Set down exactly the lines from the one containing "Transcribe the text in this document." through the end of the records below, both included, and nothing else.

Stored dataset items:
§ §
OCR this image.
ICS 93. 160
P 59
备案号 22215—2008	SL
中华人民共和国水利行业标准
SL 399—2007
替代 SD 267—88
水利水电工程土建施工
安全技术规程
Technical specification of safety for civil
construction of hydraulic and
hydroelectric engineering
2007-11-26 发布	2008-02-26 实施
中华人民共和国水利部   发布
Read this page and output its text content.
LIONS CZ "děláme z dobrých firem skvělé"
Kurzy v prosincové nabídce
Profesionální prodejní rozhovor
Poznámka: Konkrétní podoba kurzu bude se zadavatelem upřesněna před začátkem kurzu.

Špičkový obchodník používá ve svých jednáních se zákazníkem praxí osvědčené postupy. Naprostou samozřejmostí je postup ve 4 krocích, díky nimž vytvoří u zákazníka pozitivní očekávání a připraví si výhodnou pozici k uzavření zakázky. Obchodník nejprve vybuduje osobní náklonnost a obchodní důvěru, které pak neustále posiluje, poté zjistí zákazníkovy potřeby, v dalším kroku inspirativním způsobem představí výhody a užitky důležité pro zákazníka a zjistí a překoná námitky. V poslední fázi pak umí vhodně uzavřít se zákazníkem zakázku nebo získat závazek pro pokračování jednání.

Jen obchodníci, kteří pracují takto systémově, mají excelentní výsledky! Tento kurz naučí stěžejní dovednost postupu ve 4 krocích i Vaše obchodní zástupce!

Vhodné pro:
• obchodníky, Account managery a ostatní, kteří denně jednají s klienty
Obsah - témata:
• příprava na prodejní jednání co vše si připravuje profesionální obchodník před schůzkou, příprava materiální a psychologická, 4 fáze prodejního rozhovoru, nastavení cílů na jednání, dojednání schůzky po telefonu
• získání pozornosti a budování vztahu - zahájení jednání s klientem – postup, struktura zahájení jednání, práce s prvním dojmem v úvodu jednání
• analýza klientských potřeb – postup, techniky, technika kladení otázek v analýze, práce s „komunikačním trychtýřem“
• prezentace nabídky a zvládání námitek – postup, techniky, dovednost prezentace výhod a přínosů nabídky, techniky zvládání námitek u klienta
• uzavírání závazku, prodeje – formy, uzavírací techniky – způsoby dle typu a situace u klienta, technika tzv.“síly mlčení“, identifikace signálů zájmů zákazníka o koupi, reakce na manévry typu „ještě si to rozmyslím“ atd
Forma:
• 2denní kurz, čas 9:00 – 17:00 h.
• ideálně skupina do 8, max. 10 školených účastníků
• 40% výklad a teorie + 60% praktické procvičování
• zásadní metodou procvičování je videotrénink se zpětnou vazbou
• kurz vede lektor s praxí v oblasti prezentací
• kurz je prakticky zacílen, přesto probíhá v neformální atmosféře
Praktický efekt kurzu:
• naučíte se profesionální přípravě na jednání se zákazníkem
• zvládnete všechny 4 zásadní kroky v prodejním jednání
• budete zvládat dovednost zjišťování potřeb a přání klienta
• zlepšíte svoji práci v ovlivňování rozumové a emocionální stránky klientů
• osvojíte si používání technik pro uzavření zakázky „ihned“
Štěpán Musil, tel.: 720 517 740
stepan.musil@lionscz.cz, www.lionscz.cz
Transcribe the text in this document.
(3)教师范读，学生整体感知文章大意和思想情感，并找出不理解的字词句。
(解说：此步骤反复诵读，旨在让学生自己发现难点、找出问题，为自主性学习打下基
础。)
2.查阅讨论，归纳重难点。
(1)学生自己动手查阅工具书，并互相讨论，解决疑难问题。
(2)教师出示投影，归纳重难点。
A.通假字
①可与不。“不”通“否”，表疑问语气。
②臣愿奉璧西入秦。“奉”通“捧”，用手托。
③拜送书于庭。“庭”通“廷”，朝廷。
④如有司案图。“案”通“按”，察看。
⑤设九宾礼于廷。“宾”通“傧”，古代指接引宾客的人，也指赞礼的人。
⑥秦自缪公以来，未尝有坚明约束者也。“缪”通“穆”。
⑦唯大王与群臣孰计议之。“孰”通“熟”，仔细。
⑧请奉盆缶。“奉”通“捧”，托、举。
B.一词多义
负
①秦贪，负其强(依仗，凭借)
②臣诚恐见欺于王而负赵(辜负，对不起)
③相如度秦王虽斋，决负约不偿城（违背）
§ §
• Solution to the problem:
Transcribe the text in this document.
(3)教师范读，学生整体感知文章大意和思想情感，并找出不理解的字词句。
(解说：此步骤反复诵读，旨在让学生自己发现难点、找出问题，为自主性学习打下基
础。)
2.查阅讨论，归纳重难点。
(1)学生自己动手查阅工具书，并互相讨论，解决疑难问题。
(2)教师出示投影，归纳重难点。
A.通假字
①可与不。“不”通“否”，表疑问语气。
②臣愿奉璧西入秦。“奉”通“捧”，用手托。
③拜送书于庭。“庭”通“廷”，朝廷。
④如有司案图。“案”通“按”，察看。
⑤设九宾礼于廷。“宾”通“傧”，古代指接引宾客的人，也指赞礼的人。
⑥秦自缪公以来，未尝有坚明约束者也。“缪”通“穆”。
⑦唯大王与群臣孰计议之。“孰”通“熟”，仔细。
⑧请奉盆缶。“奉”通“捧”，托、举。
B.一词多义
负
①秦贪，负其强(依仗，凭借)
②臣诚恐见欺于王而负赵(辜负，对不起)
③相如度秦王虽斋，决负约不偿城（违背）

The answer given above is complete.